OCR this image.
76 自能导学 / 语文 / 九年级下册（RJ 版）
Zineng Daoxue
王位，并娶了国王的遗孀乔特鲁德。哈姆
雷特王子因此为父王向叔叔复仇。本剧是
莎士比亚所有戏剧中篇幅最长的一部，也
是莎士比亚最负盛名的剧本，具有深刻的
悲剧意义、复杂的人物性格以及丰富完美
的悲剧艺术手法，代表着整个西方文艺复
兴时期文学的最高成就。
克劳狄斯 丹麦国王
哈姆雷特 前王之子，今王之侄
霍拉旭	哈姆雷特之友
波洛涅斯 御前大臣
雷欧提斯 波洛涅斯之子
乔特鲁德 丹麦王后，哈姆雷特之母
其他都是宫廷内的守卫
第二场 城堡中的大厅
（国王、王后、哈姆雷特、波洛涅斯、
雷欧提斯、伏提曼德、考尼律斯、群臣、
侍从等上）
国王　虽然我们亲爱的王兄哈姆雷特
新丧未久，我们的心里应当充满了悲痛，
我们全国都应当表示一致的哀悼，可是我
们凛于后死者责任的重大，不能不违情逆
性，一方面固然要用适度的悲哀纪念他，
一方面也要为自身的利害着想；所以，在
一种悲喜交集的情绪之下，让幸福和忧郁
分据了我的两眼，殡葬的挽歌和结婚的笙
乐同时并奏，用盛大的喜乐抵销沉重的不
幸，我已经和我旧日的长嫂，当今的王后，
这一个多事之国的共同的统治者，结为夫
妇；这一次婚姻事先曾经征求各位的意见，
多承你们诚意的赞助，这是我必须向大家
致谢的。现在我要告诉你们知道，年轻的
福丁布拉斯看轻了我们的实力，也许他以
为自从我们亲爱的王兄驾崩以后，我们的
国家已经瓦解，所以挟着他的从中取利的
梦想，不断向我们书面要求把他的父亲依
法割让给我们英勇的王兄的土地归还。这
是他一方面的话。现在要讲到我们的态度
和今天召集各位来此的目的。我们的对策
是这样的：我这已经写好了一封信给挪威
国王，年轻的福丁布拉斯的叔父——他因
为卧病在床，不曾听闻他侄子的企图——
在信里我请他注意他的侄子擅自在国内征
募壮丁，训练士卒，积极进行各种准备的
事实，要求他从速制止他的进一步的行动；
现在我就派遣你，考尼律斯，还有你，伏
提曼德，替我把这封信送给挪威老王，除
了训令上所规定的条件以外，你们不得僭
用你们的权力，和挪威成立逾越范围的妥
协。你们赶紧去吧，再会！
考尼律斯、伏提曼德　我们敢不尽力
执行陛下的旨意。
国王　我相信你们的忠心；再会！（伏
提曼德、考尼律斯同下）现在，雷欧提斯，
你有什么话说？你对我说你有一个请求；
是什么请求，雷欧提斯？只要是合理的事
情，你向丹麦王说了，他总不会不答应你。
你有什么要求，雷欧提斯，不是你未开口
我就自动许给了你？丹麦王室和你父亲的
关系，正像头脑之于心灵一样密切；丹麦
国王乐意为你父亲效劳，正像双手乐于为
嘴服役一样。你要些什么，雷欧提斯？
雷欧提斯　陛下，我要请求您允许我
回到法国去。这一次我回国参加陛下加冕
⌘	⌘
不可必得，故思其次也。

****************

● **Problem to solve**
Pick out all lines from the data above in which the word "雷欧提斯" appears.

● **Exercise result**
雷欧提斯 波洛涅斯之子
雷欧提斯、伏提曼德、考尼律斯、群臣、
提曼德、考尼律斯同下）现在，雷欧提斯，
是什么请求，雷欧提斯？只要是合理的事
你有什么要求，雷欧提斯，不是你未开口
嘴服役一样。你要些什么，雷欧提斯？
雷欧提斯　陛下，我要请求您允许我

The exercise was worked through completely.